Stored data:
----------

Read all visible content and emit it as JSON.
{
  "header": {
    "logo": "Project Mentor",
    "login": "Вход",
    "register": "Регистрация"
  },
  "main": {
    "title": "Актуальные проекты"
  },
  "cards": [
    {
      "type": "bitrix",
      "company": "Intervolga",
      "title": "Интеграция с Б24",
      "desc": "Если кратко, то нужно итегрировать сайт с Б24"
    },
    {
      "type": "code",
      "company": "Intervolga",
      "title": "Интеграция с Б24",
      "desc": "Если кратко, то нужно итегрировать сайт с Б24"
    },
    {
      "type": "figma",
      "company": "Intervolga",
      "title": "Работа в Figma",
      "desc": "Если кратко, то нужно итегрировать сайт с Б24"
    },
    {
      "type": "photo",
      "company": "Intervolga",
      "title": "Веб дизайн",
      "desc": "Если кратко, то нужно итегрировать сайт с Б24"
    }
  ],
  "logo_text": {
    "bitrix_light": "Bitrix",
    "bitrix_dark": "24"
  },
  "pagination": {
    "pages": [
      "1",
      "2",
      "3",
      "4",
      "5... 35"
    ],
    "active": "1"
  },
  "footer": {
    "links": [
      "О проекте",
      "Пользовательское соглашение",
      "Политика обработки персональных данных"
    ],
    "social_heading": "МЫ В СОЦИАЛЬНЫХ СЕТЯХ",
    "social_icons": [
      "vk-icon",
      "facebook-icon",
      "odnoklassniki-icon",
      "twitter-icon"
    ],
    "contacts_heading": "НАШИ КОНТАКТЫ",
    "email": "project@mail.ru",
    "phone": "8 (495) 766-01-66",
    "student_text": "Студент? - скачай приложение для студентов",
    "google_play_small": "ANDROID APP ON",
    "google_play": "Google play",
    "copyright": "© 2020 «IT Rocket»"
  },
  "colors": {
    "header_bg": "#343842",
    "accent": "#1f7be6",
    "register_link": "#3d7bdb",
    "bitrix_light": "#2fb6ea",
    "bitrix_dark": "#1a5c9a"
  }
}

----------

* **What is being asked**
Repeat every line of the data, exactly and in full.

* **Answer for the task**
Read all visible content and emit it as JSON.
{
  "header": {
    "logo": "Project Mentor",
    "login": "Вход",
    "register": "Регистрация"
  },
  "main": {
    "title": "Актуальные проекты"
  },
  "cards": [
    {
      "type": "bitrix",
      "company": "Intervolga",
      "title": "Интеграция с Б24",
      "desc": "Если кратко, то нужно итегрировать сайт с Б24"
    },
    {
      "type": "code",
      "company": "Intervolga",
      "title": "Интеграция с Б24",
      "desc": "Если кратко, то нужно итегрировать сайт с Б24"
    },
    {
      "type": "figma",
      "company": "Intervolga",
      "title": "Работа в Figma",
      "desc": "Если кратко, то нужно итегрировать сайт с Б24"
    },
    {
      "type": "photo",
      "company": "Intervolga",
      "title": "Веб дизайн",
      "desc": "Если кратко, то нужно итегрировать сайт с Б24"
    }
  ],
  "logo_text": {
    "bitrix_light": "Bitrix",
    "bitrix_dark": "24"
  },
  "pagination": {
    "pages": [
      "1",
      "2",
      "3",
      "4",
      "5... 35"
    ],
    "active": "1"
  },
  "footer": {
    "links": [
      "О проекте",
      "Пользовательское соглашение",
      "Политика обработки персональных данных"
    ],
    "social_heading": "МЫ В СОЦИАЛЬНЫХ СЕТЯХ",
    "social_icons": [
      "vk-icon",
      "facebook-icon",
      "odnoklassniki-icon",
      "twitter-icon"
    ],
    "contacts_heading": "НАШИ КОНТАКТЫ",
    "email": "project@mail.ru",
    "phone": "8 (495) 766-01-66",
    "student_text": "Студент? - скачай приложение для студентов",
    "google_play_small": "ANDROID APP ON",
    "google_play": "Google play",
    "copyright": "© 2020 «IT Rocket»"
  },
  "colors": {
    "header_bg": "#343842",
    "accent": "#1f7be6",
    "register_link": "#3d7bdb",
    "bitrix_light": "#2fb6ea",
    "bitrix_dark": "#1a5c9a"
  }
}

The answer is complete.